What is being asked
Go through the material below and copy all lines with "ASCAT".

Records shown
▼▼▼
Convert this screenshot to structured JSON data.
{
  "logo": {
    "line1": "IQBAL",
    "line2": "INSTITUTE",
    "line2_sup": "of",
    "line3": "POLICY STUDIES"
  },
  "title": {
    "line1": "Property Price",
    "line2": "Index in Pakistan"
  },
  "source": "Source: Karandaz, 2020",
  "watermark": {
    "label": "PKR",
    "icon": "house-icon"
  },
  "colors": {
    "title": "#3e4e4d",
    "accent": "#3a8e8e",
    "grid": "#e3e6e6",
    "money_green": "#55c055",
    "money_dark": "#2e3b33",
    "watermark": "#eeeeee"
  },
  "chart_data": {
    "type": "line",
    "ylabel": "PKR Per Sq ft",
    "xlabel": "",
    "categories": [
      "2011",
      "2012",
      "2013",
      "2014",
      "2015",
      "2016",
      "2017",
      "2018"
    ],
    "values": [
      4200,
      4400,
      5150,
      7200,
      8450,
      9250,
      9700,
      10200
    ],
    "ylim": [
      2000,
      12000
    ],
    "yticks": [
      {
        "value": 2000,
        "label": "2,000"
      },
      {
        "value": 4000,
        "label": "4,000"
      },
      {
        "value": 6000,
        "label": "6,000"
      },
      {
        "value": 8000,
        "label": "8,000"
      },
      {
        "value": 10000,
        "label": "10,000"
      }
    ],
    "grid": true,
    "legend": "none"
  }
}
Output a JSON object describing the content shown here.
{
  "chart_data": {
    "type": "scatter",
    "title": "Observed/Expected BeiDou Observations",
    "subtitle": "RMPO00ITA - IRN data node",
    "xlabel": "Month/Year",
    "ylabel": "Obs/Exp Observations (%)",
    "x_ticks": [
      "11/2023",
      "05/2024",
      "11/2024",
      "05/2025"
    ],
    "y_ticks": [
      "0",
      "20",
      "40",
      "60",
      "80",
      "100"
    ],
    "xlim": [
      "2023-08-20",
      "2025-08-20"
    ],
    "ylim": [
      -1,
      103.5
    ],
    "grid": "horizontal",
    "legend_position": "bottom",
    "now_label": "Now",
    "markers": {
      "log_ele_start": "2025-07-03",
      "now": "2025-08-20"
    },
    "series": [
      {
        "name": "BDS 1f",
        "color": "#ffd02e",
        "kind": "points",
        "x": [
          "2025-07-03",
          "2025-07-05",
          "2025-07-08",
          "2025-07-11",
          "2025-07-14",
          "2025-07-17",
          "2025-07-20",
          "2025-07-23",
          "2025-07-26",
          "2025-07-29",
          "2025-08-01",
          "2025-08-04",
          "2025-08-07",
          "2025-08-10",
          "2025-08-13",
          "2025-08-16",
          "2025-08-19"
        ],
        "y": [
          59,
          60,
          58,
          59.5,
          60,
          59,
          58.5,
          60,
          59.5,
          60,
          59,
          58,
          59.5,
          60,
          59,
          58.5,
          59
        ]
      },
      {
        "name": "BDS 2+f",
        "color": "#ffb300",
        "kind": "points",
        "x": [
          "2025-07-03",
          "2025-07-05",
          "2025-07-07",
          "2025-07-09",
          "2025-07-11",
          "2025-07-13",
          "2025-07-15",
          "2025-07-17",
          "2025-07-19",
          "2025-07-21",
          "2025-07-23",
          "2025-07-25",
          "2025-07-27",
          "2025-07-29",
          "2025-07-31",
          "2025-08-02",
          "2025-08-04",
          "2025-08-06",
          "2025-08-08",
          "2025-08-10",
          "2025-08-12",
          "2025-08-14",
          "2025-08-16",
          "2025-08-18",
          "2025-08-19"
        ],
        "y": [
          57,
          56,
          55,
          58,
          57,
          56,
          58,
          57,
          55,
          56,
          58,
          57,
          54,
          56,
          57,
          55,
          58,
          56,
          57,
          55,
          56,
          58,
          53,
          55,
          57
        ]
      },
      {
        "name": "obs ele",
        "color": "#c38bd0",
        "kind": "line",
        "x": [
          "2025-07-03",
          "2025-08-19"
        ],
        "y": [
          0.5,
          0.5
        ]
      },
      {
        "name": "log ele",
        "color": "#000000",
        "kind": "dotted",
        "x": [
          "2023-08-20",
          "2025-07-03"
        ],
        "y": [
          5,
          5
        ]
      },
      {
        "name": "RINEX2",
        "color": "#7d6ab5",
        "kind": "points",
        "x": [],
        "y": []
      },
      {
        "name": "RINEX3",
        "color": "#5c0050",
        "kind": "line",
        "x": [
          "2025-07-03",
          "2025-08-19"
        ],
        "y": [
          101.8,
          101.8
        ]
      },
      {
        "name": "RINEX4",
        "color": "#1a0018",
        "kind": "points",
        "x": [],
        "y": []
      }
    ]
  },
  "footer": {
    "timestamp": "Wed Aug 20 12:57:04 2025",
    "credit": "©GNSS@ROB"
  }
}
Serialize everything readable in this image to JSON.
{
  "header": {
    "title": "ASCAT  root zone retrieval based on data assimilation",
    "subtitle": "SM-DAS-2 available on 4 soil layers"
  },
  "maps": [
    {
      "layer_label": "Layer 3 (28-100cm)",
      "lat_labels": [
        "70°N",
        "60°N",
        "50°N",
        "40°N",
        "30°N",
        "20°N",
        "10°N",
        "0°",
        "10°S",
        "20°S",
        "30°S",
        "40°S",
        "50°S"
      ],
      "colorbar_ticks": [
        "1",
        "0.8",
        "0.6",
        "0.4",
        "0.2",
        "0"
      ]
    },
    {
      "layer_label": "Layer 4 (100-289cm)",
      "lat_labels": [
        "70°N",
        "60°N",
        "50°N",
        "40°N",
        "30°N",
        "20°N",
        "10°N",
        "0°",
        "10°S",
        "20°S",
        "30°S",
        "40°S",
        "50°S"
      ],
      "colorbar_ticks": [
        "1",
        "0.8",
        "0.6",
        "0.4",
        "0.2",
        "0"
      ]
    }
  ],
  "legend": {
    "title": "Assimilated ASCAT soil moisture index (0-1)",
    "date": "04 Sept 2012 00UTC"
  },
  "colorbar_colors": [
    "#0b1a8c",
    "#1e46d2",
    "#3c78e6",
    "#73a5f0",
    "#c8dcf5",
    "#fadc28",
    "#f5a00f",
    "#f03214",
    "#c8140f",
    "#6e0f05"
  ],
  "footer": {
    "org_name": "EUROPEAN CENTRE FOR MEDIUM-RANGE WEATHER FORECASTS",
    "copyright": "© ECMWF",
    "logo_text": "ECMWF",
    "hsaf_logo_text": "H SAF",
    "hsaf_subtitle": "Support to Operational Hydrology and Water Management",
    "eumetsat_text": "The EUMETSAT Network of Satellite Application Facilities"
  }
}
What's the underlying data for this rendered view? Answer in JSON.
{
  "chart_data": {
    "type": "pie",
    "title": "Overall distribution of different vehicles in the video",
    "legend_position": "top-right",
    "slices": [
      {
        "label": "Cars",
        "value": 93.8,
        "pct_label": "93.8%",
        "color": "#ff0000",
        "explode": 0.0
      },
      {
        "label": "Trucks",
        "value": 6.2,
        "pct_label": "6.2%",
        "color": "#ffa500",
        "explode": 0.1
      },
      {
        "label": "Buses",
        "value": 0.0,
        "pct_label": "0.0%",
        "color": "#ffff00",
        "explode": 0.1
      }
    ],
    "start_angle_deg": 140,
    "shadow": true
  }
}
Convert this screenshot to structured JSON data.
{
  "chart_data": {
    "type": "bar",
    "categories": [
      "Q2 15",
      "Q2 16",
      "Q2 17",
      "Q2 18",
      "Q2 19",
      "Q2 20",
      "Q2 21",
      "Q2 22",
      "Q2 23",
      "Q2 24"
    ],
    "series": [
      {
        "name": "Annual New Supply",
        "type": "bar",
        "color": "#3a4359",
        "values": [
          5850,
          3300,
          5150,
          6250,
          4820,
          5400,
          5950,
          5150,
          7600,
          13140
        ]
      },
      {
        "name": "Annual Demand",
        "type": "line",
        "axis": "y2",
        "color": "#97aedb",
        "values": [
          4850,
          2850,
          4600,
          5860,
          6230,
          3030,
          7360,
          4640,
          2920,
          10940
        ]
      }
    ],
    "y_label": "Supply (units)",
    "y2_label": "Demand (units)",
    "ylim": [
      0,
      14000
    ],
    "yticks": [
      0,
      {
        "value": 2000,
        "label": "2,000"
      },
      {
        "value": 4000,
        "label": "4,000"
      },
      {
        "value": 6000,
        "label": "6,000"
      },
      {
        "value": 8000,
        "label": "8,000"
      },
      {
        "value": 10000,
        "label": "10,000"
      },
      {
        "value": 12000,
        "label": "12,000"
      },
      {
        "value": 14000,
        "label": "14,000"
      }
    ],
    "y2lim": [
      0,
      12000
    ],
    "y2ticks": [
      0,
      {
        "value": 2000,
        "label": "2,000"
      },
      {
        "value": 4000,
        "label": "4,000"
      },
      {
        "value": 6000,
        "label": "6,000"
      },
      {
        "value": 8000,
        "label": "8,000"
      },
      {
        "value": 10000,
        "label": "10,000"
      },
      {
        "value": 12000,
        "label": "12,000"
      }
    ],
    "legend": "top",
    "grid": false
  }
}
▲▲▲
Answer to this problem
    "title": "ASCAT  root zone retrieval based on data assimilation",
    "title": "Assimilated ASCAT soil moisture index (0-1)",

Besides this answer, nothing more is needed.